● RECORDS FOR THIS EXERCISE

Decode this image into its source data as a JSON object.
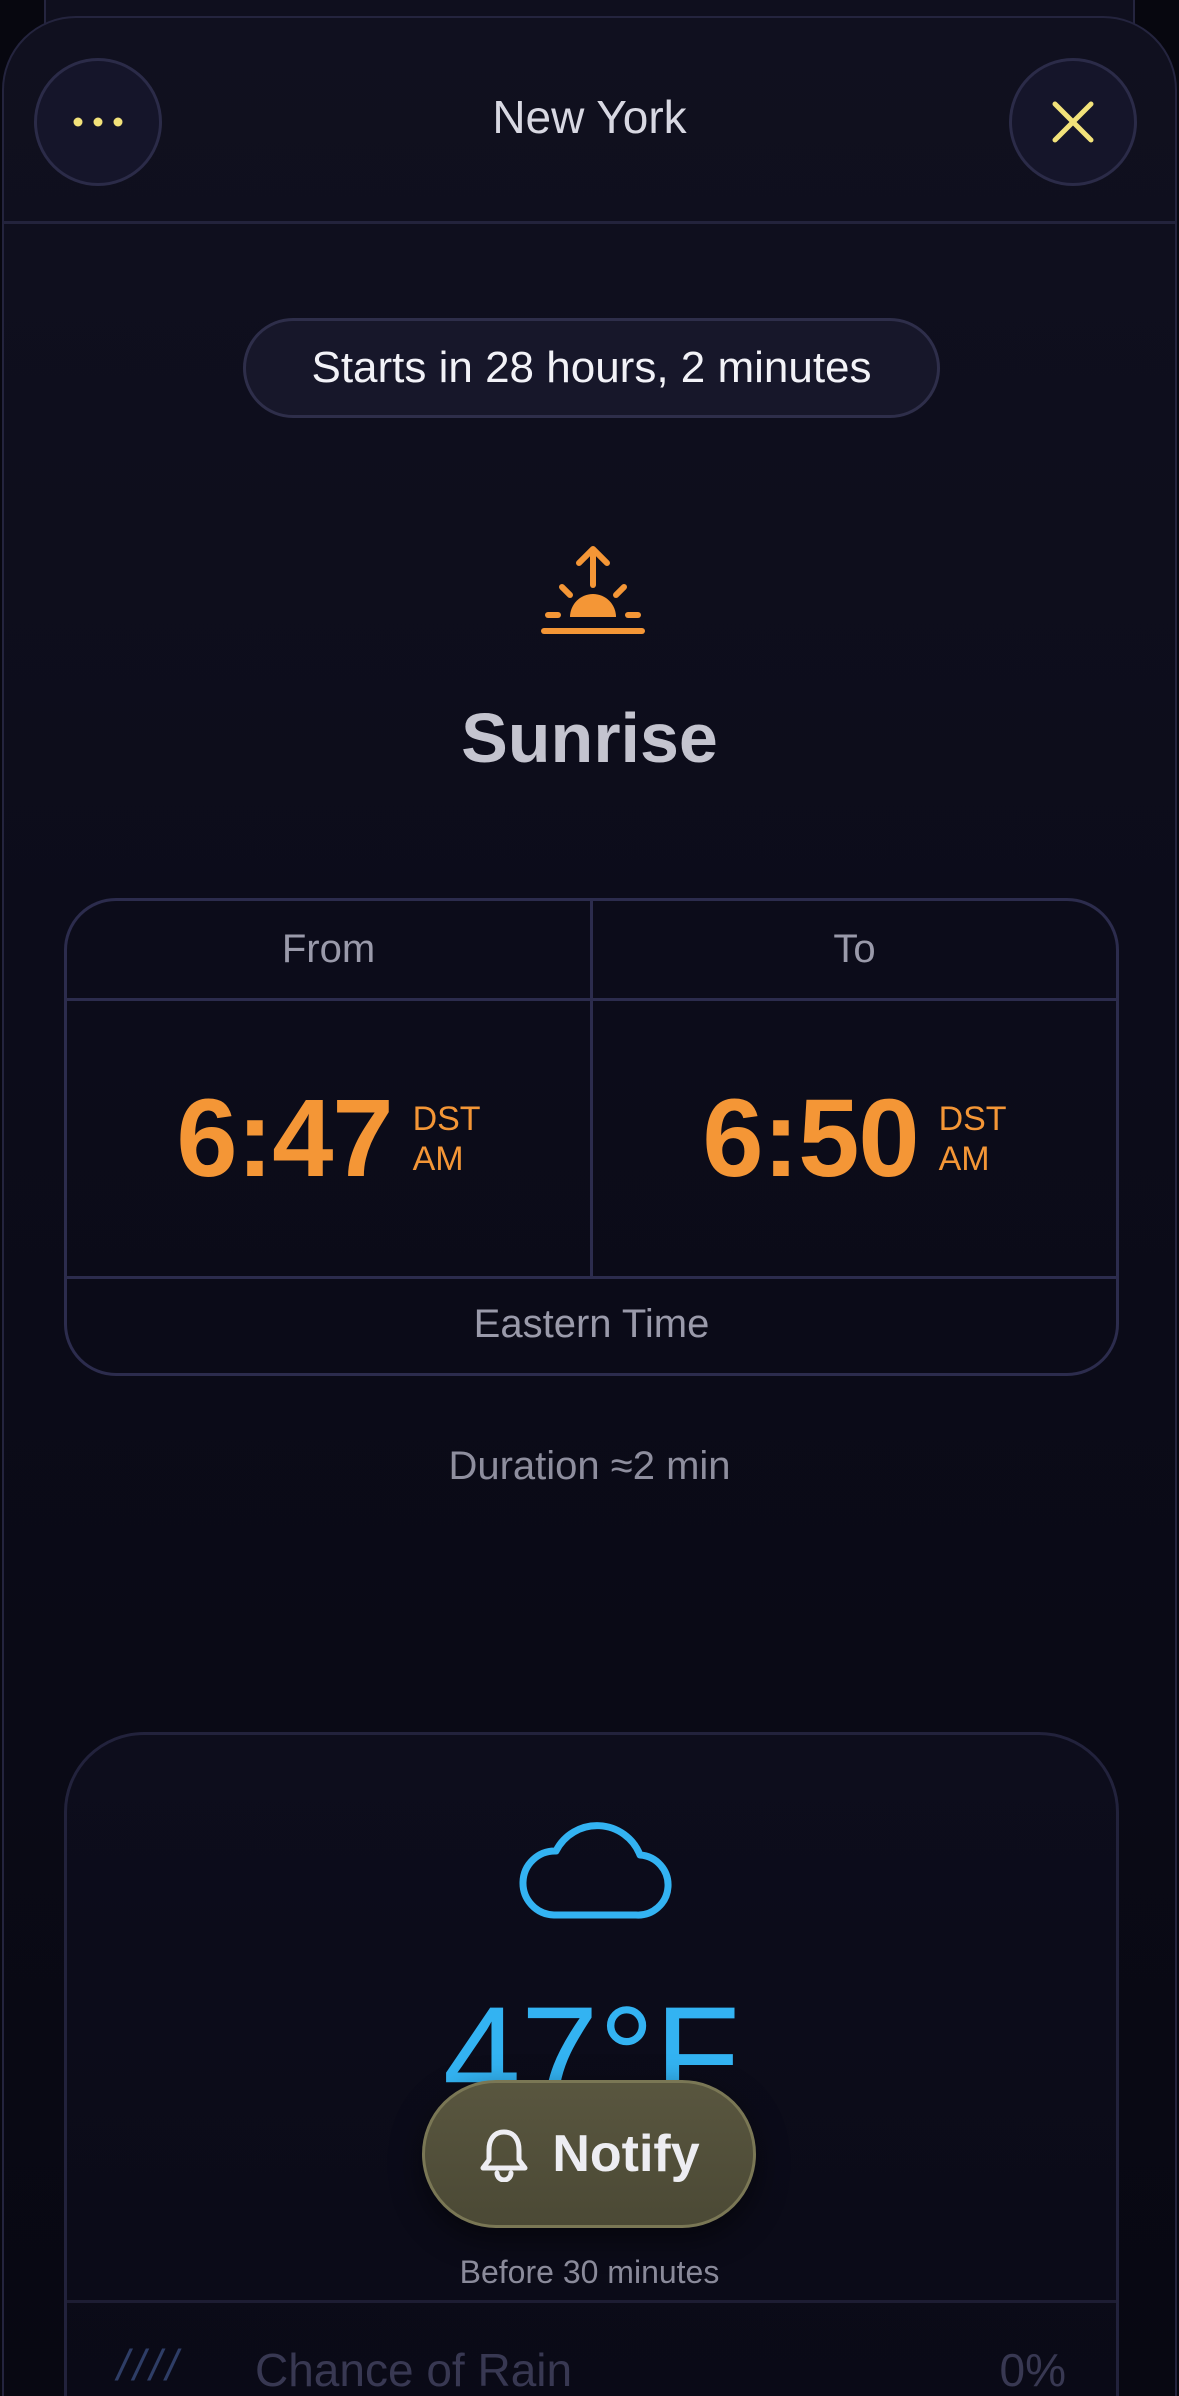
{
  "header": {
    "title": "New York",
    "menu_icon": "ellipsis-icon",
    "close_icon": "close-icon"
  },
  "countdown": "Starts in 28 hours, 2 minutes",
  "event": {
    "icon": "sunrise-icon",
    "title": "Sunrise"
  },
  "times": {
    "from_label": "From",
    "to_label": "To",
    "from": {
      "time": "6:47",
      "zone": "DST",
      "ampm": "AM"
    },
    "to": {
      "time": "6:50",
      "zone": "DST",
      "ampm": "AM"
    },
    "timezone": "Eastern Time"
  },
  "duration": "Duration ≈2 min",
  "weather": {
    "icon": "cloud-icon",
    "temperature": "47°F",
    "rain_label": "Chance of Rain",
    "rain_value": "0%"
  },
  "notify": {
    "label": "Notify",
    "subtitle": "Before 30 minutes"
  },
  "colors": {
    "accent_orange": "#f49636",
    "accent_blue": "#33b3f2",
    "close_yellow": "#f2e27a"
  }
}
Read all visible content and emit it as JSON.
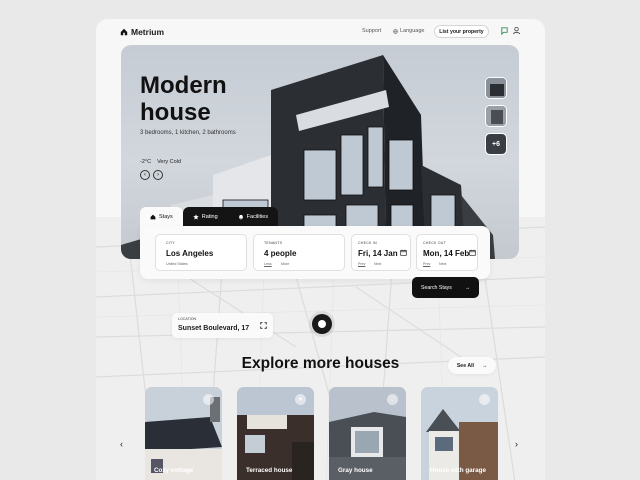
{
  "brand": {
    "name": "Metrium"
  },
  "nav": {
    "support": "Support",
    "language": "Language",
    "list_property": "List your property"
  },
  "hero": {
    "title_line1": "Modern",
    "title_line2": "house",
    "subtitle": "3 bedrooms, 1 kitchen, 2 bathrooms",
    "temperature": "-2°C",
    "weather": "Very Cold",
    "thumbnail_more": "+6"
  },
  "tabs": [
    {
      "label": "Stays",
      "icon": "home-icon"
    },
    {
      "label": "Rating",
      "icon": "star-icon"
    },
    {
      "label": "Facilities",
      "icon": "bell-icon"
    }
  ],
  "search": {
    "city": {
      "label": "CITY",
      "value": "Los Angeles",
      "sub": "United States"
    },
    "tenants": {
      "label": "TENANTS",
      "value": "4 people",
      "less": "Less",
      "more": "More"
    },
    "check_in": {
      "label": "CHECK IN",
      "value": "Fri, 14 Jan",
      "prev": "Prev",
      "next": "Next"
    },
    "check_out": {
      "label": "CHECK OUT",
      "value": "Mon, 14 Feb",
      "prev": "Prev",
      "next": "Next"
    },
    "button": "Search Stays"
  },
  "map": {
    "location_label": "LOCATION",
    "location_value": "Sunset Boulevard, 17"
  },
  "explore": {
    "title": "Explore more houses",
    "see_all": "See All"
  },
  "houses": [
    {
      "name": "Cozy cottage"
    },
    {
      "name": "Terraced house"
    },
    {
      "name": "Gray house"
    },
    {
      "name": "House with garage"
    }
  ],
  "colors": {
    "accent": "#111111",
    "background": "#e9e9ea",
    "card": "#f7f7f7"
  }
}
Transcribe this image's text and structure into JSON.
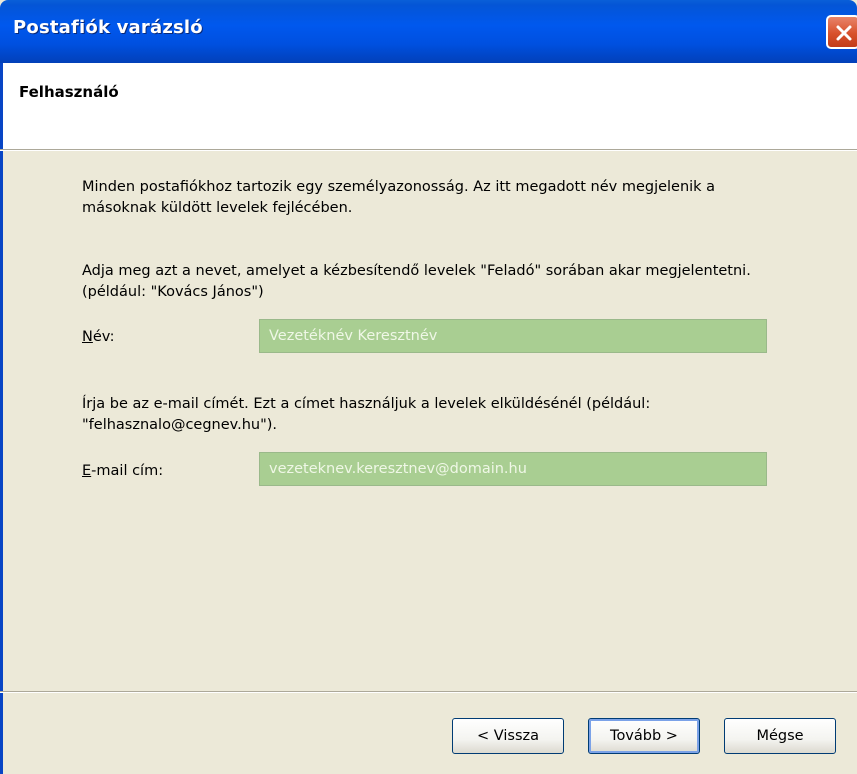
{
  "window": {
    "title": "Postafiók varázsló"
  },
  "header": {
    "heading": "Felhasználó"
  },
  "content": {
    "intro_paragraph": "Minden postafiókhoz tartozik egy személyazonosság. Az itt megadott név megjelenik a másoknak küldött levelek fejlécében.",
    "name_instructions": "Adja meg azt a nevet, amelyet a kézbesítendő levelek \"Feladó\" sorában akar megjelentetni. (például: \"Kovács János\")",
    "name_label_accel": "N",
    "name_label_rest": "év:",
    "name_value": "Vezetéknév Keresztnév",
    "email_instructions": "Írja be az e-mail címét. Ezt a címet használjuk a levelek elküldésénél (például: \"felhasznalo@cegnev.hu\").",
    "email_label_accel": "E",
    "email_label_rest": "-mail cím:",
    "email_value": "vezeteknev.keresztnev@domain.hu"
  },
  "buttons": {
    "back": "< Vissza",
    "next": "Tovább >",
    "cancel": "Mégse"
  },
  "colors": {
    "titlebar": "#0058ee",
    "field_fill": "#a9ce92",
    "close_button": "#d8512c"
  },
  "icons": {
    "close": "close-icon"
  }
}
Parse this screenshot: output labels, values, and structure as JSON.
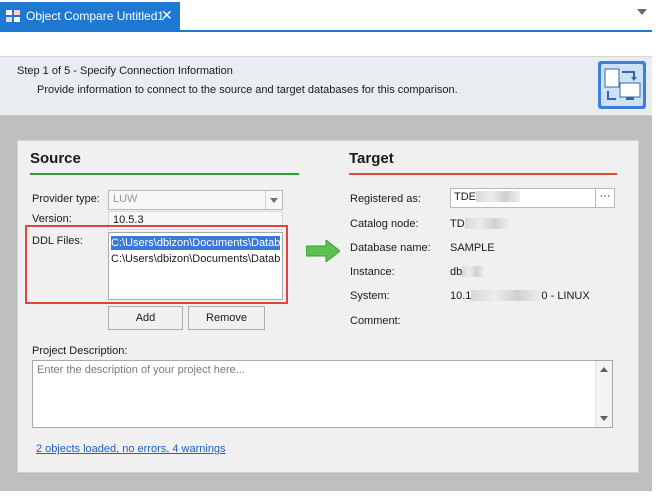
{
  "tab": {
    "title": "Object Compare Untitled1",
    "close": "✕"
  },
  "header": {
    "step": "Step 1 of 5 - Specify Connection Information",
    "description": "Provide information to connect to the source and target databases for this comparison."
  },
  "source": {
    "title": "Source",
    "provider_label": "Provider type:",
    "provider_value": "LUW",
    "version_label": "Version:",
    "version_value": "10.5.3",
    "ddl_label": "DDL Files:",
    "ddl_files": [
      "C:\\Users\\dbizon\\Documents\\Datab",
      "C:\\Users\\dbizon\\Documents\\Datab"
    ],
    "add_label": "Add",
    "remove_label": "Remove"
  },
  "target": {
    "title": "Target",
    "registered_label": "Registered as:",
    "registered_value": "TDE",
    "catalog_label": "Catalog node:",
    "catalog_value": "TD",
    "database_label": "Database name:",
    "database_value": "SAMPLE",
    "instance_label": "Instance:",
    "instance_value": "db",
    "system_label": "System:",
    "system_value_prefix": "10.1",
    "system_value_suffix": "0 - LINUX",
    "comment_label": "Comment:",
    "browse_label": "···"
  },
  "project": {
    "description_label": "Project Description:",
    "description_placeholder": "Enter the description of your project here..."
  },
  "status": {
    "link": "2 objects loaded, no errors, 4 warnings"
  },
  "colors": {
    "accent": "#1f78d1",
    "source_rule": "#2e9b2e",
    "target_rule": "#e04a3a",
    "highlight": "#e0453b",
    "selection": "#3b79d6"
  }
}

● WORK REQUIRED
Transcribe the full listing above exactly, with the images removed.

● RESULT OF THE EXERCISE
Decode this image into its source data as a JSON object.
{
  "header": {
    "title": "New York",
    "menu_icon": "ellipsis-icon",
    "close_icon": "close-icon"
  },
  "countdown": "Starts in 28 hours, 2 minutes",
  "event": {
    "icon": "sunrise-icon",
    "title": "Sunrise"
  },
  "times": {
    "from_label": "From",
    "to_label": "To",
    "from": {
      "time": "6:47",
      "zone": "DST",
      "ampm": "AM"
    },
    "to": {
      "time": "6:50",
      "zone": "DST",
      "ampm": "AM"
    },
    "timezone": "Eastern Time"
  },
  "duration": "Duration ≈2 min",
  "weather": {
    "icon": "cloud-icon",
    "temperature": "47°F",
    "rain_label": "Chance of Rain",
    "rain_value": "0%"
  },
  "notify": {
    "label": "Notify",
    "subtitle": "Before 30 minutes"
  },
  "colors": {
    "accent_orange": "#f49636",
    "accent_blue": "#33b3f2",
    "close_yellow": "#f2e27a"
  }
}
Read all visible content and emit it as JSON.
{
  "brand": {
    "name": "Metrium"
  },
  "nav": {
    "support": "Support",
    "language": "Language",
    "list_property": "List your property"
  },
  "hero": {
    "title_line1": "Modern",
    "title_line2": "house",
    "subtitle": "3 bedrooms, 1 kitchen, 2 bathrooms",
    "temperature": "-2°C",
    "weather": "Very Cold",
    "thumbnail_more": "+6"
  },
  "tabs": [
    {
      "label": "Stays",
      "icon": "home-icon"
    },
    {
      "label": "Rating",
      "icon": "star-icon"
    },
    {
      "label": "Facilities",
      "icon": "bell-icon"
    }
  ],
  "search": {
    "city": {
      "label": "CITY",
      "value": "Los Angeles",
      "sub": "United States"
    },
    "tenants": {
      "label": "TENANTS",
      "value": "4 people",
      "less": "Less",
      "more": "More"
    },
    "check_in": {
      "label": "CHECK IN",
      "value": "Fri, 14 Jan",
      "prev": "Prev",
      "next": "Next"
    },
    "check_out": {
      "label": "CHECK OUT",
      "value": "Mon, 14 Feb",
      "prev": "Prev",
      "next": "Next"
    },
    "button": "Search Stays"
  },
  "map": {
    "location_label": "LOCATION",
    "location_value": "Sunset Boulevard, 17"
  },
  "explore": {
    "title": "Explore more houses",
    "see_all": "See All"
  },
  "houses": [
    {
      "name": "Cozy cottage"
    },
    {
      "name": "Terraced house"
    },
    {
      "name": "Gray house"
    },
    {
      "name": "House with garage"
    }
  ],
  "colors": {
    "accent": "#111111",
    "background": "#e9e9ea",
    "card": "#f7f7f7"
  }
}
Transcribe this image's text and structure into JSON.
{
  "window": {
    "title": "Postafiók varázsló"
  },
  "header": {
    "heading": "Felhasználó"
  },
  "content": {
    "intro_paragraph": "Minden postafiókhoz tartozik egy személyazonosság. Az itt megadott név megjelenik a másoknak küldött levelek fejlécében.",
    "name_instructions": "Adja meg azt a nevet, amelyet a kézbesítendő levelek \"Feladó\" sorában akar megjelentetni. (például: \"Kovács János\")",
    "name_label_accel": "N",
    "name_label_rest": "év:",
    "name_value": "Vezetéknév Keresztnév",
    "email_instructions": "Írja be az e-mail címét. Ezt a címet használjuk a levelek elküldésénél (például: \"felhasznalo@cegnev.hu\").",
    "email_label_accel": "E",
    "email_label_rest": "-mail cím:",
    "email_value": "vezeteknev.keresztnev@domain.hu"
  },
  "buttons": {
    "back": "< Vissza",
    "next": "Tovább >",
    "cancel": "Mégse"
  },
  "colors": {
    "titlebar": "#0058ee",
    "field_fill": "#a9ce92",
    "close_button": "#d8512c"
  },
  "icons": {
    "close": "close-icon"
  }
}
Parse this screenshot: output labels, values, and structure as JSON.
{
  "tab": {
    "title": "Object Compare Untitled1",
    "close": "✕"
  },
  "header": {
    "step": "Step 1 of 5 - Specify Connection Information",
    "description": "Provide information to connect to the source and target databases for this comparison."
  },
  "source": {
    "title": "Source",
    "provider_label": "Provider type:",
    "provider_value": "LUW",
    "version_label": "Version:",
    "version_value": "10.5.3",
    "ddl_label": "DDL Files:",
    "ddl_files": [
      "C:\\Users\\dbizon\\Documents\\Datab",
      "C:\\Users\\dbizon\\Documents\\Datab"
    ],
    "add_label": "Add",
    "remove_label": "Remove"
  },
  "target": {
    "title": "Target",
    "registered_label": "Registered as:",
    "registered_value": "TDE",
    "catalog_label": "Catalog node:",
    "catalog_value": "TD",
    "database_label": "Database name:",
    "database_value": "SAMPLE",
    "instance_label": "Instance:",
    "instance_value": "db",
    "system_label": "System:",
    "system_value_prefix": "10.1",
    "system_value_suffix": "0 - LINUX",
    "comment_label": "Comment:",
    "browse_label": "···"
  },
  "project": {
    "description_label": "Project Description:",
    "description_placeholder": "Enter the description of your project here..."
  },
  "status": {
    "link": "2 objects loaded, no errors, 4 warnings"
  },
  "colors": {
    "accent": "#1f78d1",
    "source_rule": "#2e9b2e",
    "target_rule": "#e04a3a",
    "highlight": "#e0453b",
    "selection": "#3b79d6"
  }
}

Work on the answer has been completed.